Written request: Don't copy the pictures; return every other part of the records exactly.
-=-=-=-=-
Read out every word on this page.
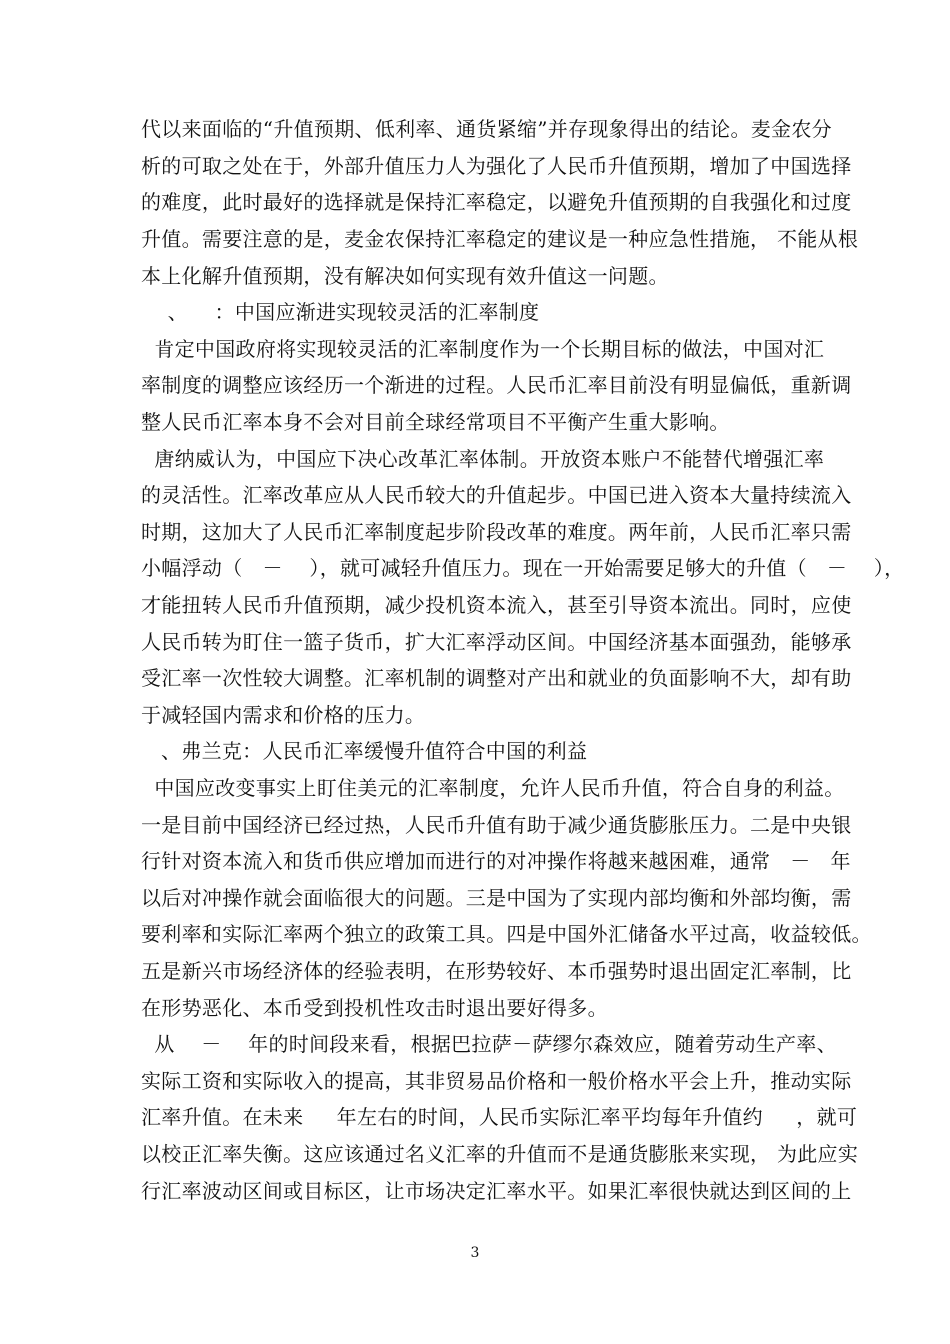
代以来面临的“升值预期、低利率、通货紧缩”并存现象得出的结论。麦金农分
析的可取之处在于，外部升值压力人为强化了人民币升值预期，增加了中国选择
的难度，此时最好的选择就是保持汇率稳定，以避免升值预期的自我强化和过度
升值。需要注意的是，麦金农保持汇率稳定的建议是一种应急性措施， 不能从根
本上化解升值预期，没有解决如何实现有效升值这一问题。
、    ：中国应渐进实现较灵活的汇率制度
肯定中国政府将实现较灵活的汇率制度作为一个长期目标的做法，中国对汇
率制度的调整应该经历一个渐进的过程。人民币汇率目前没有明显偏低，重新调
整人民币汇率本身不会对目前全球经常项目不平衡产生重大影响。
唐纳威认为，中国应下决心改革汇率体制。开放资本账户不能替代增强汇率
的灵活性。汇率改革应从人民币较大的升值起步。中国已进入资本大量持续流入
时期，这加大了人民币汇率制度起步阶段改革的难度。两年前，人民币汇率只需
小幅浮动（   －    ），就可减轻升值压力。现在一开始需要足够大的升值（   －    ），
才能扭转人民币升值预期，减少投机资本流入，甚至引导资本流出。同时，应使
人民币转为盯住一篮子货币，扩大汇率浮动区间。中国经济基本面强劲，能够承
受汇率一次性较大调整。汇率机制的调整对产出和就业的负面影响不大，却有助
于减轻国内需求和价格的压力。
、弗兰克：人民币汇率缓慢升值符合中国的利益
中国应改变事实上盯住美元的汇率制度，允许人民币升值，符合自身的利益。
一是目前中国经济已经过热，人民币升值有助于减少通货膨胀压力。二是中央银
行针对资本流入和货币供应增加而进行的对冲操作将越来越困难，通常   －   年
以后对冲操作就会面临很大的问题。三是中国为了实现内部均衡和外部均衡，需
要利率和实际汇率两个独立的政策工具。四是中国外汇储备水平过高，收益较低。
五是新兴市场经济体的经验表明，在形势较好、本币强势时退出固定汇率制，比
在形势恶化、本币受到投机性攻击时退出要好得多。
从    －    年的时间段来看，根据巴拉萨－萨缪尔森效应，随着劳动生产率、
实际工资和实际收入的提高，其非贸易品价格和一般价格水平会上升，推动实际
汇率升值。在未来     年左右的时间，人民币实际汇率平均每年升值约     ，就可
以校正汇率失衡。这应该通过名义汇率的升值而不是通货膨胀来实现， 为此应实
行汇率波动区间或目标区，让市场决定汇率水平。如果汇率很快就达到区间的上
3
-=-=-=-=-
Reply to the task:
Read out every word on this page.
代以来面临的“升值预期、低利率、通货紧缩”并存现象得出的结论。麦金农分
析的可取之处在于，外部升值压力人为强化了人民币升值预期，增加了中国选择
的难度，此时最好的选择就是保持汇率稳定，以避免升值预期的自我强化和过度
升值。需要注意的是，麦金农保持汇率稳定的建议是一种应急性措施， 不能从根
本上化解升值预期，没有解决如何实现有效升值这一问题。
、    ：中国应渐进实现较灵活的汇率制度
肯定中国政府将实现较灵活的汇率制度作为一个长期目标的做法，中国对汇
率制度的调整应该经历一个渐进的过程。人民币汇率目前没有明显偏低，重新调
整人民币汇率本身不会对目前全球经常项目不平衡产生重大影响。
唐纳威认为，中国应下决心改革汇率体制。开放资本账户不能替代增强汇率
的灵活性。汇率改革应从人民币较大的升值起步。中国已进入资本大量持续流入
时期，这加大了人民币汇率制度起步阶段改革的难度。两年前，人民币汇率只需
小幅浮动（   －    ），就可减轻升值压力。现在一开始需要足够大的升值（   －    ），
才能扭转人民币升值预期，减少投机资本流入，甚至引导资本流出。同时，应使
人民币转为盯住一篮子货币，扩大汇率浮动区间。中国经济基本面强劲，能够承
受汇率一次性较大调整。汇率机制的调整对产出和就业的负面影响不大，却有助
于减轻国内需求和价格的压力。
、弗兰克：人民币汇率缓慢升值符合中国的利益
中国应改变事实上盯住美元的汇率制度，允许人民币升值，符合自身的利益。
一是目前中国经济已经过热，人民币升值有助于减少通货膨胀压力。二是中央银
行针对资本流入和货币供应增加而进行的对冲操作将越来越困难，通常   －   年
以后对冲操作就会面临很大的问题。三是中国为了实现内部均衡和外部均衡，需
要利率和实际汇率两个独立的政策工具。四是中国外汇储备水平过高，收益较低。
五是新兴市场经济体的经验表明，在形势较好、本币强势时退出固定汇率制，比
在形势恶化、本币受到投机性攻击时退出要好得多。
从    －    年的时间段来看，根据巴拉萨－萨缪尔森效应，随着劳动生产率、
实际工资和实际收入的提高，其非贸易品价格和一般价格水平会上升，推动实际
汇率升值。在未来     年左右的时间，人民币实际汇率平均每年升值约     ，就可
以校正汇率失衡。这应该通过名义汇率的升值而不是通货膨胀来实现， 为此应实
行汇率波动区间或目标区，让市场决定汇率水平。如果汇率很快就达到区间的上
3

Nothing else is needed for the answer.